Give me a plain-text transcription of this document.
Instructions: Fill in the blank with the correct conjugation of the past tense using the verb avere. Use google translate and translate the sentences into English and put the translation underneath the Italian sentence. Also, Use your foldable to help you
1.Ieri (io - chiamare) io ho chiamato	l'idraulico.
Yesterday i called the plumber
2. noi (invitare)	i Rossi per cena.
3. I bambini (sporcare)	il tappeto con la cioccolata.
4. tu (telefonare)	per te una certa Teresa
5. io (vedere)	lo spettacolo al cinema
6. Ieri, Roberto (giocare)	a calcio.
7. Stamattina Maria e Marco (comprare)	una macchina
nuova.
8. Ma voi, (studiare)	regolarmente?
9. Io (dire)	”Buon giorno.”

* * *

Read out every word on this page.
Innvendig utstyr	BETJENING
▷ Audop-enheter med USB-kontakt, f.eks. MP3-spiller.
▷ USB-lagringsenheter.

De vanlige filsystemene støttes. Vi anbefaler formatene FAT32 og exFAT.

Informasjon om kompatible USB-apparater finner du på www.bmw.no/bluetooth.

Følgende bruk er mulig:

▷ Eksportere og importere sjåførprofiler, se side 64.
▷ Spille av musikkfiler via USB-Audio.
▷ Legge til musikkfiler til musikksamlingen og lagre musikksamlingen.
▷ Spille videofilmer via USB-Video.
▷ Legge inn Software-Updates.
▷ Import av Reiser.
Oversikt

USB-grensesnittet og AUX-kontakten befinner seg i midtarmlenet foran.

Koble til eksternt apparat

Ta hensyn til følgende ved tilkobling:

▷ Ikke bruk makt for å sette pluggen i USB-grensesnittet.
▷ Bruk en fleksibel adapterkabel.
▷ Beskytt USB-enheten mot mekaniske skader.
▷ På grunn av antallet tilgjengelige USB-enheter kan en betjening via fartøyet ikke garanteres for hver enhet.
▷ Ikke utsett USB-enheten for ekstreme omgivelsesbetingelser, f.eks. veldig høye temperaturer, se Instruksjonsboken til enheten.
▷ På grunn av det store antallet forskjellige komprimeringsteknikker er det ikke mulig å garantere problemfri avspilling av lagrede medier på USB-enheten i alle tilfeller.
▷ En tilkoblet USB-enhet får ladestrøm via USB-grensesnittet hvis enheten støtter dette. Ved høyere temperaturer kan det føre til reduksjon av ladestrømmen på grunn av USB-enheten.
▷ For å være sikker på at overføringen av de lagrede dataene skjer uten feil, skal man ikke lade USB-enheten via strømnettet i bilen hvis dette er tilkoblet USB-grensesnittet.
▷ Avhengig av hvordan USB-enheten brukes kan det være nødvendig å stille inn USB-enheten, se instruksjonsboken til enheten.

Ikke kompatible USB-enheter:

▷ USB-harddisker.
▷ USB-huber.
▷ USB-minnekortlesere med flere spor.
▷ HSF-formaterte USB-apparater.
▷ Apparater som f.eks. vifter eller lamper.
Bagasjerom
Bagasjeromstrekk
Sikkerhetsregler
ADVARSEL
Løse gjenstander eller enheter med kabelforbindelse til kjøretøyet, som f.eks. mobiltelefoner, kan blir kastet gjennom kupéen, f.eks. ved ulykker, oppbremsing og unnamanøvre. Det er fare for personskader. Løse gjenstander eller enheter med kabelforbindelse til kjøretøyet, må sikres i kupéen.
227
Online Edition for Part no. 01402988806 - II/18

- Short problem
Copy each line of the records above that carries the word "this".

- Response below
Give me a plain-text transcription of this document.
Read out every word on this page.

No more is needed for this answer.